◆ Exercise prompt
All of the records listed below should be retyped exactly.

◆ Information shown

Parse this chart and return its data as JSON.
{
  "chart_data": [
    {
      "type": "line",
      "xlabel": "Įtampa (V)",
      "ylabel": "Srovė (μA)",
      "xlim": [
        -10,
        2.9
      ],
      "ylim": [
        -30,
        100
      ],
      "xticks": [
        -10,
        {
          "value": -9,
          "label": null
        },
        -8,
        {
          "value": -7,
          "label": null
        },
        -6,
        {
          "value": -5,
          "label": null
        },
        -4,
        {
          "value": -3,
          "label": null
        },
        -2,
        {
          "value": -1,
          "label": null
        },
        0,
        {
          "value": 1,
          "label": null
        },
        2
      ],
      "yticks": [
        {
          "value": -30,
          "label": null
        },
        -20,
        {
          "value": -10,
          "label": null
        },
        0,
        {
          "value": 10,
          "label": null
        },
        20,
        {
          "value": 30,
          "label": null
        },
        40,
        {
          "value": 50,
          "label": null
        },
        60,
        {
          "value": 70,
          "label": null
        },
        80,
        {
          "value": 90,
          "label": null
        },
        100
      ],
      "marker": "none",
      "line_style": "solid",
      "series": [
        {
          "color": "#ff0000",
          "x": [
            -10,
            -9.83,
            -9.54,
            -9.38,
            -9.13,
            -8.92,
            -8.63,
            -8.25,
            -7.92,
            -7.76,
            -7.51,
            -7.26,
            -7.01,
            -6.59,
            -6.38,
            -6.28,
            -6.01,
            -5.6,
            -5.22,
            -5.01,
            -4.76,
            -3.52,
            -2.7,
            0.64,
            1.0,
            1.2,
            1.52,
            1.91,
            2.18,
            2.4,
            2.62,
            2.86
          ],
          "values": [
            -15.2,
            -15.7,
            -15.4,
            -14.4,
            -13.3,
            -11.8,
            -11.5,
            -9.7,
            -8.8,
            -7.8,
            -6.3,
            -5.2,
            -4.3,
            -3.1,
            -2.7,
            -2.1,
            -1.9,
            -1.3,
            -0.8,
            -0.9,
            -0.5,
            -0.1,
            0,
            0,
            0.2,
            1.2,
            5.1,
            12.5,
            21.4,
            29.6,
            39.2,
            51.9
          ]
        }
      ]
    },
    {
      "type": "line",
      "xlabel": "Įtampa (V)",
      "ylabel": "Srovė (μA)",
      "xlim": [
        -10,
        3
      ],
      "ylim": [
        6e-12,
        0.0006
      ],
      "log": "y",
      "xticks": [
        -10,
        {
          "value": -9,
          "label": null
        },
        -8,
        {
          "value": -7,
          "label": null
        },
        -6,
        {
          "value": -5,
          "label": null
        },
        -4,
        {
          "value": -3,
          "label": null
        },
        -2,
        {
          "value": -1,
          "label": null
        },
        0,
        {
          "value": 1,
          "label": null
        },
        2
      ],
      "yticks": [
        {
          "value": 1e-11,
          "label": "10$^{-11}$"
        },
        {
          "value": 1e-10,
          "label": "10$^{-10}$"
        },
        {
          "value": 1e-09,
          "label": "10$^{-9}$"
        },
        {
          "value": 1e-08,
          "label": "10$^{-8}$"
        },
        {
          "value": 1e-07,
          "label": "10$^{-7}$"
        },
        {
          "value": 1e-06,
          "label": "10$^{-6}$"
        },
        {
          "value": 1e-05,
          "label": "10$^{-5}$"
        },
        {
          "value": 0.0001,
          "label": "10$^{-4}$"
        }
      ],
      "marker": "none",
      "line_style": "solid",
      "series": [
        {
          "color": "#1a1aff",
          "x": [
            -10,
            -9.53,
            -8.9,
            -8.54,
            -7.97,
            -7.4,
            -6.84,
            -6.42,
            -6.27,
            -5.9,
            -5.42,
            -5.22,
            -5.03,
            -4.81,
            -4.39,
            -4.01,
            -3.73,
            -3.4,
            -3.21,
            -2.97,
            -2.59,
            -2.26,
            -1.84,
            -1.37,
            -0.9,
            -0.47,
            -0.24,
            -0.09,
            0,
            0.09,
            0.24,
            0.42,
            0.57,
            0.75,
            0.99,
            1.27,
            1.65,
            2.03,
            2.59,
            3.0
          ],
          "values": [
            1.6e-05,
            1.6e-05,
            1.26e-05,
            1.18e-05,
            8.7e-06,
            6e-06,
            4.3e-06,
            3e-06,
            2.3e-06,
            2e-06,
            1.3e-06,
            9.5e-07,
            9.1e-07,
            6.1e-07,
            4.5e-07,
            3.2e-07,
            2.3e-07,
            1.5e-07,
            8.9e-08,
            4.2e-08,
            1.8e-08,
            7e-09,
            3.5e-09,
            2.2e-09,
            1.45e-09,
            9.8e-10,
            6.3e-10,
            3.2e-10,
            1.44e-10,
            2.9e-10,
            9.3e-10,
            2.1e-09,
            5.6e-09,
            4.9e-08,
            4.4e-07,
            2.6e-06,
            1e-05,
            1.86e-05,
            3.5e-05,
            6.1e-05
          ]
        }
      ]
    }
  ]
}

◆ Result for this exercise
Parse this chart and return its data as JSON.
{
  "chart_data": [
    {
      "type": "line",
      "xlabel": "Įtampa (V)",
      "ylabel": "Srovė (μA)",
      "xlim": [
        -10,
        2.9
      ],
      "ylim": [
        -30,
        100
      ],
      "xticks": [
        -10,
        {
          "value": -9,
          "label": null
        },
        -8,
        {
          "value": -7,
          "label": null
        },
        -6,
        {
          "value": -5,
          "label": null
        },
        -4,
        {
          "value": -3,
          "label": null
        },
        -2,
        {
          "value": -1,
          "label": null
        },
        0,
        {
          "value": 1,
          "label": null
        },
        2
      ],
      "yticks": [
        {
          "value": -30,
          "label": null
        },
        -20,
        {
          "value": -10,
          "label": null
        },
        0,
        {
          "value": 10,
          "label": null
        },
        20,
        {
          "value": 30,
          "label": null
        },
        40,
        {
          "value": 50,
          "label": null
        },
        60,
        {
          "value": 70,
          "label": null
        },
        80,
        {
          "value": 90,
          "label": null
        },
        100
      ],
      "marker": "none",
      "line_style": "solid",
      "series": [
        {
          "color": "#ff0000",
          "x": [
            -10,
            -9.83,
            -9.54,
            -9.38,
            -9.13,
            -8.92,
            -8.63,
            -8.25,
            -7.92,
            -7.76,
            -7.51,
            -7.26,
            -7.01,
            -6.59,
            -6.38,
            -6.28,
            -6.01,
            -5.6,
            -5.22,
            -5.01,
            -4.76,
            -3.52,
            -2.7,
            0.64,
            1.0,
            1.2,
            1.52,
            1.91,
            2.18,
            2.4,
            2.62,
            2.86
          ],
          "values": [
            -15.2,
            -15.7,
            -15.4,
            -14.4,
            -13.3,
            -11.8,
            -11.5,
            -9.7,
            -8.8,
            -7.8,
            -6.3,
            -5.2,
            -4.3,
            -3.1,
            -2.7,
            -2.1,
            -1.9,
            -1.3,
            -0.8,
            -0.9,
            -0.5,
            -0.1,
            0,
            0,
            0.2,
            1.2,
            5.1,
            12.5,
            21.4,
            29.6,
            39.2,
            51.9
          ]
        }
      ]
    },
    {
      "type": "line",
      "xlabel": "Įtampa (V)",
      "ylabel": "Srovė (μA)",
      "xlim": [
        -10,
        3
      ],
      "ylim": [
        6e-12,
        0.0006
      ],
      "log": "y",
      "xticks": [
        -10,
        {
          "value": -9,
          "label": null
        },
        -8,
        {
          "value": -7,
          "label": null
        },
        -6,
        {
          "value": -5,
          "label": null
        },
        -4,
        {
          "value": -3,
          "label": null
        },
        -2,
        {
          "value": -1,
          "label": null
        },
        0,
        {
          "value": 1,
          "label": null
        },
        2
      ],
      "yticks": [
        {
          "value": 1e-11,
          "label": "10$^{-11}$"
        },
        {
          "value": 1e-10,
          "label": "10$^{-10}$"
        },
        {
          "value": 1e-09,
          "label": "10$^{-9}$"
        },
        {
          "value": 1e-08,
          "label": "10$^{-8}$"
        },
        {
          "value": 1e-07,
          "label": "10$^{-7}$"
        },
        {
          "value": 1e-06,
          "label": "10$^{-6}$"
        },
        {
          "value": 1e-05,
          "label": "10$^{-5}$"
        },
        {
          "value": 0.0001,
          "label": "10$^{-4}$"
        }
      ],
      "marker": "none",
      "line_style": "solid",
      "series": [
        {
          "color": "#1a1aff",
          "x": [
            -10,
            -9.53,
            -8.9,
            -8.54,
            -7.97,
            -7.4,
            -6.84,
            -6.42,
            -6.27,
            -5.9,
            -5.42,
            -5.22,
            -5.03,
            -4.81,
            -4.39,
            -4.01,
            -3.73,
            -3.4,
            -3.21,
            -2.97,
            -2.59,
            -2.26,
            -1.84,
            -1.37,
            -0.9,
            -0.47,
            -0.24,
            -0.09,
            0,
            0.09,
            0.24,
            0.42,
            0.57,
            0.75,
            0.99,
            1.27,
            1.65,
            2.03,
            2.59,
            3.0
          ],
          "values": [
            1.6e-05,
            1.6e-05,
            1.26e-05,
            1.18e-05,
            8.7e-06,
            6e-06,
            4.3e-06,
            3e-06,
            2.3e-06,
            2e-06,
            1.3e-06,
            9.5e-07,
            9.1e-07,
            6.1e-07,
            4.5e-07,
            3.2e-07,
            2.3e-07,
            1.5e-07,
            8.9e-08,
            4.2e-08,
            1.8e-08,
            7e-09,
            3.5e-09,
            2.2e-09,
            1.45e-09,
            9.8e-10,
            6.3e-10,
            3.2e-10,
            1.44e-10,
            2.9e-10,
            9.3e-10,
            2.1e-09,
            5.6e-09,
            4.9e-08,
            4.4e-07,
            2.6e-06,
            1e-05,
            1.86e-05,
            3.5e-05,
            6.1e-05
          ]
        }
      ]
    }
  ]
}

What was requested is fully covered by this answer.